**AVAILABLE RECORDS:**

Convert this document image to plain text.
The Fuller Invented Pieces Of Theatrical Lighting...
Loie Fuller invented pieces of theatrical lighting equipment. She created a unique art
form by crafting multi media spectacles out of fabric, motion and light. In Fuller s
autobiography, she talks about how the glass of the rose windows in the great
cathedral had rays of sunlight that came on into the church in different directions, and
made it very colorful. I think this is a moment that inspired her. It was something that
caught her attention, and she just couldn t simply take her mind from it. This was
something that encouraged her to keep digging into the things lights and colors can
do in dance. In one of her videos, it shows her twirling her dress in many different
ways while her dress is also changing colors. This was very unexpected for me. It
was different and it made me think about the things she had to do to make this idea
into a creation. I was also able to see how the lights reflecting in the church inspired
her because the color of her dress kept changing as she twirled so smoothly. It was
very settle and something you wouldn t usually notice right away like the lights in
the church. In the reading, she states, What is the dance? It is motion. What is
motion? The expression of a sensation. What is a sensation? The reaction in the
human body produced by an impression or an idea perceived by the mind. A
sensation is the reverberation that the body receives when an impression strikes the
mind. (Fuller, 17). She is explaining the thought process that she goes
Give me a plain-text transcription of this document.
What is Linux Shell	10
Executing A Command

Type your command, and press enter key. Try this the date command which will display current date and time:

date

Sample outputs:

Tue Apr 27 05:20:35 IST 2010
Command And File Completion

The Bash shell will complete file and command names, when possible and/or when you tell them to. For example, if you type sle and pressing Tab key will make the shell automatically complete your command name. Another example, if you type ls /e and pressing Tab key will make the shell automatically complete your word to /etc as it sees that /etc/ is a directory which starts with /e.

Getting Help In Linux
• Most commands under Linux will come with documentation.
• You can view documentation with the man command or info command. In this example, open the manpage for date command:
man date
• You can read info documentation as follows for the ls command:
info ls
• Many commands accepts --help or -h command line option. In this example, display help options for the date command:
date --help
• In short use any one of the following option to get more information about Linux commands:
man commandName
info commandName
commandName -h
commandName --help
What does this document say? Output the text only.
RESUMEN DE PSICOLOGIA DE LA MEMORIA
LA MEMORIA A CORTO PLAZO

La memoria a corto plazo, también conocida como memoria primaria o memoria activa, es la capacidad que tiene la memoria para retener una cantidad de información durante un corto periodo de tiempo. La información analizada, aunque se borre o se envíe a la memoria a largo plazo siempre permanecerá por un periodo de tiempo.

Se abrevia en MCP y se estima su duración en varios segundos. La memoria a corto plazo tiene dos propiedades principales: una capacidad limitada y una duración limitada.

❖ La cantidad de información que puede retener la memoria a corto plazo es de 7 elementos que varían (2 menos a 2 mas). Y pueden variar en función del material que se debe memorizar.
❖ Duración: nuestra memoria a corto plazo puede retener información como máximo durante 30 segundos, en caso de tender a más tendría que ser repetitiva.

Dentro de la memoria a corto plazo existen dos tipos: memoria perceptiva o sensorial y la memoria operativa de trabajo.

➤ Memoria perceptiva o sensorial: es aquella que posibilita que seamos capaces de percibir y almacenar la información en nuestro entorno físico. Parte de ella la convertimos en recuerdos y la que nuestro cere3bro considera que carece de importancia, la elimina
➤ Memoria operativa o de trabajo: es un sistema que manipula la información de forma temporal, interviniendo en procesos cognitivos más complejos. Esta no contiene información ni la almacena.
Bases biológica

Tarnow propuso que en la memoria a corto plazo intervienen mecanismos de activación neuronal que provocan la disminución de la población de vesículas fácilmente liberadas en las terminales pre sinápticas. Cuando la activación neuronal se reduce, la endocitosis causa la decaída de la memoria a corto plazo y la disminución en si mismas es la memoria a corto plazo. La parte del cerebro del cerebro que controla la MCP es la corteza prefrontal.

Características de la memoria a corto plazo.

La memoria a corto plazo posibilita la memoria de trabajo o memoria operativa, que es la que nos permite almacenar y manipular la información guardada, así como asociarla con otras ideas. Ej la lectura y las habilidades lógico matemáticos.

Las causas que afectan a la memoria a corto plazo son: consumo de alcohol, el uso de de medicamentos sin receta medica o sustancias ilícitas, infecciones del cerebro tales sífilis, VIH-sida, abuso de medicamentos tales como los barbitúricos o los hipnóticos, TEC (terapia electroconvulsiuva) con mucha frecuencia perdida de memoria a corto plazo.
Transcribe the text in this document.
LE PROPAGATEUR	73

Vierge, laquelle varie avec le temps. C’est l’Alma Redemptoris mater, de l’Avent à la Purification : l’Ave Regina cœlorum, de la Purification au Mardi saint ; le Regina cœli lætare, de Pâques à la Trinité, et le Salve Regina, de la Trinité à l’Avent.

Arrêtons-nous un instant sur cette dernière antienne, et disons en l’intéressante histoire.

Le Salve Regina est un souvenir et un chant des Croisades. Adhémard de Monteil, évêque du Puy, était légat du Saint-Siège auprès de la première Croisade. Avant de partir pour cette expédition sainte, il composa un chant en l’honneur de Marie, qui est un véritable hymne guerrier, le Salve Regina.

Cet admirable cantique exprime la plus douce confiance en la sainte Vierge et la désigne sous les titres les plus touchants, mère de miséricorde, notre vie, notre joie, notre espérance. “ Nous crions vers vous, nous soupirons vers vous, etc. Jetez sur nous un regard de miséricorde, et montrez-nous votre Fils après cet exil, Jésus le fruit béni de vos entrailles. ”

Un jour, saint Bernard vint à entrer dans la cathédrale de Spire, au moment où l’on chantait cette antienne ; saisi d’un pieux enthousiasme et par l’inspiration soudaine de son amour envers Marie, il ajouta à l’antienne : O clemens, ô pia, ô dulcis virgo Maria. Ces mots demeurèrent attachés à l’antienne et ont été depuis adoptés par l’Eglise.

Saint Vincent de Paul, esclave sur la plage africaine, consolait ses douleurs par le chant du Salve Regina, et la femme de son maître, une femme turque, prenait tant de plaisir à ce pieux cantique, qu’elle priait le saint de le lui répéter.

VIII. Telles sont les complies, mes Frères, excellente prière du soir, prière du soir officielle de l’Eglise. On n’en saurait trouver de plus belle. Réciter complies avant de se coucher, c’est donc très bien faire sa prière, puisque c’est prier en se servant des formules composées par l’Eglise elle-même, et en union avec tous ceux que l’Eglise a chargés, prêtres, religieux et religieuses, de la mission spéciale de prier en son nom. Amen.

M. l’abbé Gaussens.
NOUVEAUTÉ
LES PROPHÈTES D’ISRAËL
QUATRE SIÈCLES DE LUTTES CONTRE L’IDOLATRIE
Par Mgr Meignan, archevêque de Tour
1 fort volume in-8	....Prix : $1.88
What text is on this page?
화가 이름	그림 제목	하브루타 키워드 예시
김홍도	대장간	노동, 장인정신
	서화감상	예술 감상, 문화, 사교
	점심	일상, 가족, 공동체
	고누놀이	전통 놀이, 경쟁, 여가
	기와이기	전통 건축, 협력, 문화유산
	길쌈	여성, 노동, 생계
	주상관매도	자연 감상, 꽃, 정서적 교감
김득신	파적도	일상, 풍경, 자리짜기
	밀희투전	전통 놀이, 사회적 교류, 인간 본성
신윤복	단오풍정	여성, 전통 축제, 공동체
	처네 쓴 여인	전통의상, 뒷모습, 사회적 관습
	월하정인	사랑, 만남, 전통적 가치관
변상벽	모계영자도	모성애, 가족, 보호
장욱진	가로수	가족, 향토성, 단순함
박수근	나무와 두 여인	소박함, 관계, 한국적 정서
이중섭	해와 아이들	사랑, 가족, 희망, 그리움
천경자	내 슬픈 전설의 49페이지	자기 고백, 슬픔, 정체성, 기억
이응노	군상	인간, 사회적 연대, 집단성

**EXERCISE PROMPT:**
Collect each line above holding the string "lights".

**TASK RESPONSE:**
something that encouraged her to keep digging into the things lights and colors can
into a creation. I was also able to see how the lights reflecting in the church inspired
very settle and something you wouldn t usually notice right away like the lights in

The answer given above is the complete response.